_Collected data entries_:
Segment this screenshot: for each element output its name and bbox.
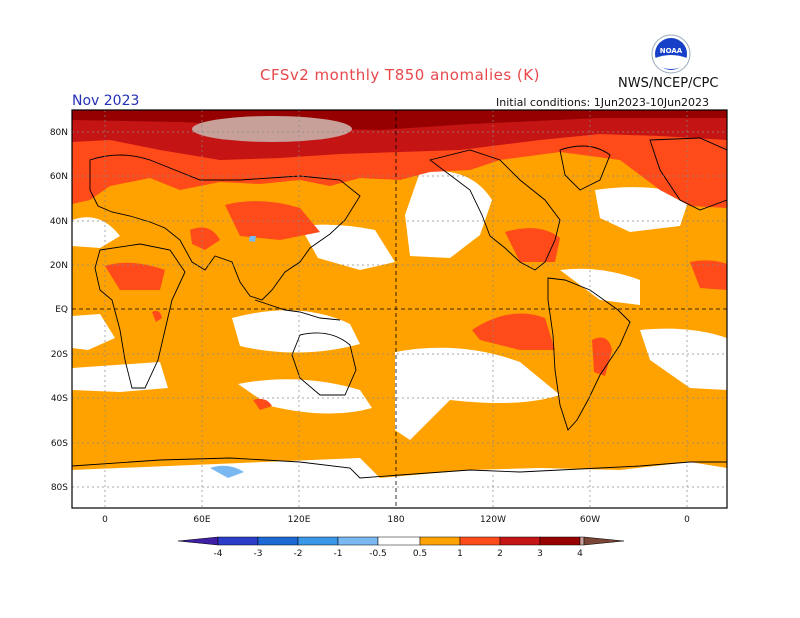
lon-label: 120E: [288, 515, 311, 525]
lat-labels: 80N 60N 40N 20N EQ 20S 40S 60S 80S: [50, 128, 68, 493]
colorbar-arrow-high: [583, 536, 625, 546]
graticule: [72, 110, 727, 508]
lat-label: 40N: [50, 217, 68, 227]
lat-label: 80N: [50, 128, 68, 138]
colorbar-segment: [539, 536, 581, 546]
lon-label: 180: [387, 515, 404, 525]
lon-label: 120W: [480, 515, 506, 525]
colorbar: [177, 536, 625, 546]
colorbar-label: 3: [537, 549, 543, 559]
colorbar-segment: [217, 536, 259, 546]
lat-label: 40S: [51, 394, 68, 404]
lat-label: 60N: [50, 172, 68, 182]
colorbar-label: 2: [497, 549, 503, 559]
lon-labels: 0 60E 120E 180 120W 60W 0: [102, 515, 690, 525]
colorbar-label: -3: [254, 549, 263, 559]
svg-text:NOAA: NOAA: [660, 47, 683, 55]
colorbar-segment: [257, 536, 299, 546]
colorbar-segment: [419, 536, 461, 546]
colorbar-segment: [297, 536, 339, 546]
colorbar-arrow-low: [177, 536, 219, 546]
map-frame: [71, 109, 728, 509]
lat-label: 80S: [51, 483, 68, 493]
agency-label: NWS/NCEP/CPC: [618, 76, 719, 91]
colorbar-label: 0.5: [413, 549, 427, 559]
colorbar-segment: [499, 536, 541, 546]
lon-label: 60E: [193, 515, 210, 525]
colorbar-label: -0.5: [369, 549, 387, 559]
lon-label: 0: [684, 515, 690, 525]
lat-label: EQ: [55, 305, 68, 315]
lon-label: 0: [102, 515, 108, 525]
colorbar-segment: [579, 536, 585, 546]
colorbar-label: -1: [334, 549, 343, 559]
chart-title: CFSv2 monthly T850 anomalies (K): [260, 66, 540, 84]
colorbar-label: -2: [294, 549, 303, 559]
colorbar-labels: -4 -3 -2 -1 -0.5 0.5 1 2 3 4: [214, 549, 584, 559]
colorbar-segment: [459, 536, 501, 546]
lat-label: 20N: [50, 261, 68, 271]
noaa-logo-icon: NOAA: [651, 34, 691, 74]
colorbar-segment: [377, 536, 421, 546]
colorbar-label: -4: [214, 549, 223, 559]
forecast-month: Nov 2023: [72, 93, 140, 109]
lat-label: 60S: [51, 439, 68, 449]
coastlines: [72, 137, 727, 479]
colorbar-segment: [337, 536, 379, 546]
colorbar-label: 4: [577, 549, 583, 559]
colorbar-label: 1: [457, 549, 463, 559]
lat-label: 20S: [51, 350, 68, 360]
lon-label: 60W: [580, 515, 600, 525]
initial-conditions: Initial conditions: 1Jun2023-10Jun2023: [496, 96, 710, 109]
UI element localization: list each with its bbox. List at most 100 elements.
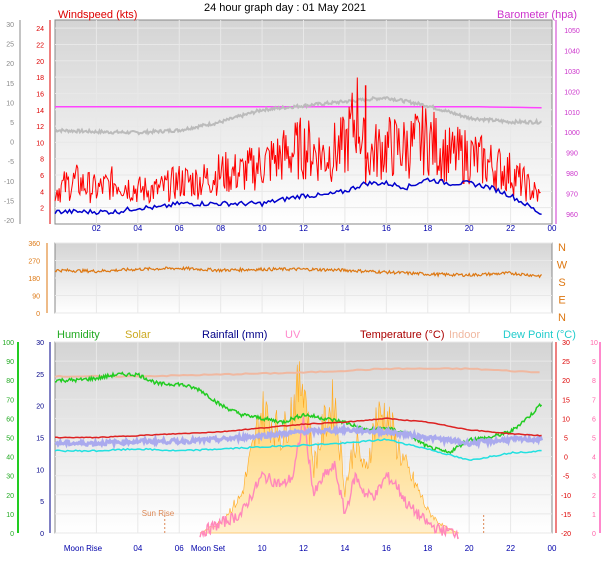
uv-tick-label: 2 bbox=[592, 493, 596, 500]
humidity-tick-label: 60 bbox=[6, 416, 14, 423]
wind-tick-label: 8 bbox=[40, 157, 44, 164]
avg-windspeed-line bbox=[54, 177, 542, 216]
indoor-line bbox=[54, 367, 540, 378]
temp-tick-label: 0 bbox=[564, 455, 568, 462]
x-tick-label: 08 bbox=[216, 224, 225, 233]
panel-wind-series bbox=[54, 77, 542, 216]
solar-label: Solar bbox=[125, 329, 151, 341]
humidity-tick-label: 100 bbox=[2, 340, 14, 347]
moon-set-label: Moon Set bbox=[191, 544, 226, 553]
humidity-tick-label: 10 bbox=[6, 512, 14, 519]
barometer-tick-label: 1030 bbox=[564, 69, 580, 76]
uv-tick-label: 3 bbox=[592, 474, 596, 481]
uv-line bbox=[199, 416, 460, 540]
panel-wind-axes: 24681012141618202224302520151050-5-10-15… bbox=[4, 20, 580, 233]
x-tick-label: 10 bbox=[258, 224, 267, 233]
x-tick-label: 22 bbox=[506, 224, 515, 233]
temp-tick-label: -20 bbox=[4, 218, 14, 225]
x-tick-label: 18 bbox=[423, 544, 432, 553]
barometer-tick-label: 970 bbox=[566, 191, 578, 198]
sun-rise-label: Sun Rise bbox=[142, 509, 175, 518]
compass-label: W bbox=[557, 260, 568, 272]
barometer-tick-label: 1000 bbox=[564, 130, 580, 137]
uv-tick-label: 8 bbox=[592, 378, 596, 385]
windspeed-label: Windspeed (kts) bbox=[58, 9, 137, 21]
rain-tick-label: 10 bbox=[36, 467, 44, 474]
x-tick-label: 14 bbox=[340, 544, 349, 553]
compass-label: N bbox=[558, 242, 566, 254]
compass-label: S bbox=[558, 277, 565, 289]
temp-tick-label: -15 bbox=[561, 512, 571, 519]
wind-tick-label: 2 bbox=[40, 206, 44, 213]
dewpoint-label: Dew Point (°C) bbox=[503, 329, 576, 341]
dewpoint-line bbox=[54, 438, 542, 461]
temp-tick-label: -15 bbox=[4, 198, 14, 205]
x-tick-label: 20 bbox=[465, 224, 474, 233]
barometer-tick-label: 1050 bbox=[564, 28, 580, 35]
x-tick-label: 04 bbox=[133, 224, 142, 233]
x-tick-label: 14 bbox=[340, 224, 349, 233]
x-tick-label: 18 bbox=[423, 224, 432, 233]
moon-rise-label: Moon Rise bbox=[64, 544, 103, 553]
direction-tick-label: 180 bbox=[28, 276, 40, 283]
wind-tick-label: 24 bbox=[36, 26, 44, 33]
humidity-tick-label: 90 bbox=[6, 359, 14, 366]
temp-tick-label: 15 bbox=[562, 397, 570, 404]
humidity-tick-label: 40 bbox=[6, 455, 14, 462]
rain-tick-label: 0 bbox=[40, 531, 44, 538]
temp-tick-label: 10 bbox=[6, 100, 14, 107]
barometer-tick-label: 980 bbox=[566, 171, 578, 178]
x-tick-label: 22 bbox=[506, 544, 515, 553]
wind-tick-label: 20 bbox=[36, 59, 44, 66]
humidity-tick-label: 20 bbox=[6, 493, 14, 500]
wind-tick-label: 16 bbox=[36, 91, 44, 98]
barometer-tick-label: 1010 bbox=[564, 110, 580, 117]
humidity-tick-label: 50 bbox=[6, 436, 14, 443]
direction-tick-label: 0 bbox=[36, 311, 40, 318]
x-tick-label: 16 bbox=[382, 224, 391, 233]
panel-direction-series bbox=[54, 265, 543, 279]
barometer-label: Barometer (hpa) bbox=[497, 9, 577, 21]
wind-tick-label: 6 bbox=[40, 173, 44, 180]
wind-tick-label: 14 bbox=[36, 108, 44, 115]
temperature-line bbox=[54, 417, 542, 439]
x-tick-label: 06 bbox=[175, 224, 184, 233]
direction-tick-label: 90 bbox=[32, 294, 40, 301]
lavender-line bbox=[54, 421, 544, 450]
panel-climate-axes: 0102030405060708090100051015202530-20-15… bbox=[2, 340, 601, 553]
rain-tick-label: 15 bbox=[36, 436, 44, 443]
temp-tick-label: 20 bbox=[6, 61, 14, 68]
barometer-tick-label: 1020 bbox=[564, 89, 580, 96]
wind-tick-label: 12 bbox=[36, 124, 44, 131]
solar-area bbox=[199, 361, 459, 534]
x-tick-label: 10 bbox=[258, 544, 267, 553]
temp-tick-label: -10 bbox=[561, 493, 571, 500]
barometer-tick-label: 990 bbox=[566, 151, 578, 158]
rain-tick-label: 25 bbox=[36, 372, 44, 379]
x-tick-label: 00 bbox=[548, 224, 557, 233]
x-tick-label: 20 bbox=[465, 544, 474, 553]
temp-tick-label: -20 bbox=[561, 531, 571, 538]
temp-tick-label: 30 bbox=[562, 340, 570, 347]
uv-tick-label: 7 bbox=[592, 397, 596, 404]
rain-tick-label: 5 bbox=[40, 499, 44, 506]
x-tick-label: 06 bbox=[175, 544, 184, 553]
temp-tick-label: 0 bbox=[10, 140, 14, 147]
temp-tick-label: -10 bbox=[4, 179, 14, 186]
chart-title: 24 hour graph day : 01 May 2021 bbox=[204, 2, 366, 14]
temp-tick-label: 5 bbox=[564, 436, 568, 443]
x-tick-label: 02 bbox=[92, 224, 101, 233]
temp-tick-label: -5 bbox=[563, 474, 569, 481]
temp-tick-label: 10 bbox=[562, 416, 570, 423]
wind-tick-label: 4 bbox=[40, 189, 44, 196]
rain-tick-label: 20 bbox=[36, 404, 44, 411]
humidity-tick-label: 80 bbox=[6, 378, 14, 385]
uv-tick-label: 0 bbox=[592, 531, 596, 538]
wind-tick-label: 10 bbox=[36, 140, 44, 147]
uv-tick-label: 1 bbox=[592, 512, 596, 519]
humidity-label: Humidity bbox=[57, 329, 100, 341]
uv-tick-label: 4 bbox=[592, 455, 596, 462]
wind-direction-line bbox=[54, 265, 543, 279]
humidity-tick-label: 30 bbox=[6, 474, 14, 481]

_Directions for this task_: In the part that opens with the line containing "uv-tick-label: 2 bbox=[592, 493, 596, 500]" and closes with the line containing "uv-tick-label: 3 bbox=[592, 474, 596, 481]", substitute "rh-tick-label" for each "humidity-tick-label", and return only those lines with nothing else altered.

_Reply to the task_:
uv-tick-label: 2 bbox=[592, 493, 596, 500]
rh-tick-label: 60 bbox=[6, 416, 14, 423]
wind-tick-label: 8 bbox=[40, 157, 44, 164]
avg-windspeed-line bbox=[54, 177, 542, 216]
indoor-line bbox=[54, 367, 540, 378]
temp-tick-label: 0 bbox=[564, 455, 568, 462]
x-tick-label: 08 bbox=[216, 224, 225, 233]
panel-wind-series bbox=[54, 77, 542, 216]
solar-label: Solar bbox=[125, 329, 151, 341]
rh-tick-label: 100 bbox=[2, 340, 14, 347]
moon-set-label: Moon Set bbox=[191, 544, 226, 553]
rh-tick-label: 10 bbox=[6, 512, 14, 519]
barometer-tick-label: 1030 bbox=[564, 69, 580, 76]
uv-tick-label: 3 bbox=[592, 474, 596, 481]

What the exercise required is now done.